— START OF Material —
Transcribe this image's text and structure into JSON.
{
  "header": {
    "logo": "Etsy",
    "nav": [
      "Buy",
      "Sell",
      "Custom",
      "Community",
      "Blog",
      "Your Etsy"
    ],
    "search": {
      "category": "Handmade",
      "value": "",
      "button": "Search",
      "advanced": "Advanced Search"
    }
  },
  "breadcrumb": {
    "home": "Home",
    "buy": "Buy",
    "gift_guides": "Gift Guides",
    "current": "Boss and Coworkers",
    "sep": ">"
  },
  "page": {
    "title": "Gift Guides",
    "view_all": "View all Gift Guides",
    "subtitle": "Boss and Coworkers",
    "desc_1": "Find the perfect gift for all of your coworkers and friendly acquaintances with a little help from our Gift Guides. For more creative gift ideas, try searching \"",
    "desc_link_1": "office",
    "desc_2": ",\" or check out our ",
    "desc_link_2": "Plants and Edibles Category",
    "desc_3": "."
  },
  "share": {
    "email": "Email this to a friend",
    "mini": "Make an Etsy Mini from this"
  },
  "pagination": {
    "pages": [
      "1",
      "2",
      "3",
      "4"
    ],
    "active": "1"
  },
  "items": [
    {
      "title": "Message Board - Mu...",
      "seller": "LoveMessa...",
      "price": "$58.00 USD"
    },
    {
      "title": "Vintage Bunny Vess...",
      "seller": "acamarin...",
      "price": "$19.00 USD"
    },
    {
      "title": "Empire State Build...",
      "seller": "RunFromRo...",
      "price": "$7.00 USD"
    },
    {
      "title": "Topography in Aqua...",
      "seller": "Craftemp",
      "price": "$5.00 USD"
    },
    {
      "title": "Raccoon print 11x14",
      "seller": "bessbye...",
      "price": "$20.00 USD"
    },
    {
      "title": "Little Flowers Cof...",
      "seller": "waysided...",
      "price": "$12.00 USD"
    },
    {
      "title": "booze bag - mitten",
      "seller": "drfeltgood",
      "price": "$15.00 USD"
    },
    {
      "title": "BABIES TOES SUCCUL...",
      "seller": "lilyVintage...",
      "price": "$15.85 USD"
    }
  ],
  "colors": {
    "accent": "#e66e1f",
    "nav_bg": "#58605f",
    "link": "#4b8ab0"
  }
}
— END OF Material —
**What you should do**
Exactly as shown, repeat every record.

**Output for this exercise**
Transcribe this image's text and structure into JSON.
{
  "header": {
    "logo": "Etsy",
    "nav": [
      "Buy",
      "Sell",
      "Custom",
      "Community",
      "Blog",
      "Your Etsy"
    ],
    "search": {
      "category": "Handmade",
      "value": "",
      "button": "Search",
      "advanced": "Advanced Search"
    }
  },
  "breadcrumb": {
    "home": "Home",
    "buy": "Buy",
    "gift_guides": "Gift Guides",
    "current": "Boss and Coworkers",
    "sep": ">"
  },
  "page": {
    "title": "Gift Guides",
    "view_all": "View all Gift Guides",
    "subtitle": "Boss and Coworkers",
    "desc_1": "Find the perfect gift for all of your coworkers and friendly acquaintances with a little help from our Gift Guides. For more creative gift ideas, try searching \"",
    "desc_link_1": "office",
    "desc_2": ",\" or check out our ",
    "desc_link_2": "Plants and Edibles Category",
    "desc_3": "."
  },
  "share": {
    "email": "Email this to a friend",
    "mini": "Make an Etsy Mini from this"
  },
  "pagination": {
    "pages": [
      "1",
      "2",
      "3",
      "4"
    ],
    "active": "1"
  },
  "items": [
    {
      "title": "Message Board - Mu...",
      "seller": "LoveMessa...",
      "price": "$58.00 USD"
    },
    {
      "title": "Vintage Bunny Vess...",
      "seller": "acamarin...",
      "price": "$19.00 USD"
    },
    {
      "title": "Empire State Build...",
      "seller": "RunFromRo...",
      "price": "$7.00 USD"
    },
    {
      "title": "Topography in Aqua...",
      "seller": "Craftemp",
      "price": "$5.00 USD"
    },
    {
      "title": "Raccoon print 11x14",
      "seller": "bessbye...",
      "price": "$20.00 USD"
    },
    {
      "title": "Little Flowers Cof...",
      "seller": "waysided...",
      "price": "$12.00 USD"
    },
    {
      "title": "booze bag - mitten",
      "seller": "drfeltgood",
      "price": "$15.00 USD"
    },
    {
      "title": "BABIES TOES SUCCUL...",
      "seller": "lilyVintage...",
      "price": "$15.85 USD"
    }
  ],
  "colors": {
    "accent": "#e66e1f",
    "nav_bg": "#58605f",
    "link": "#4b8ab0"
  }
}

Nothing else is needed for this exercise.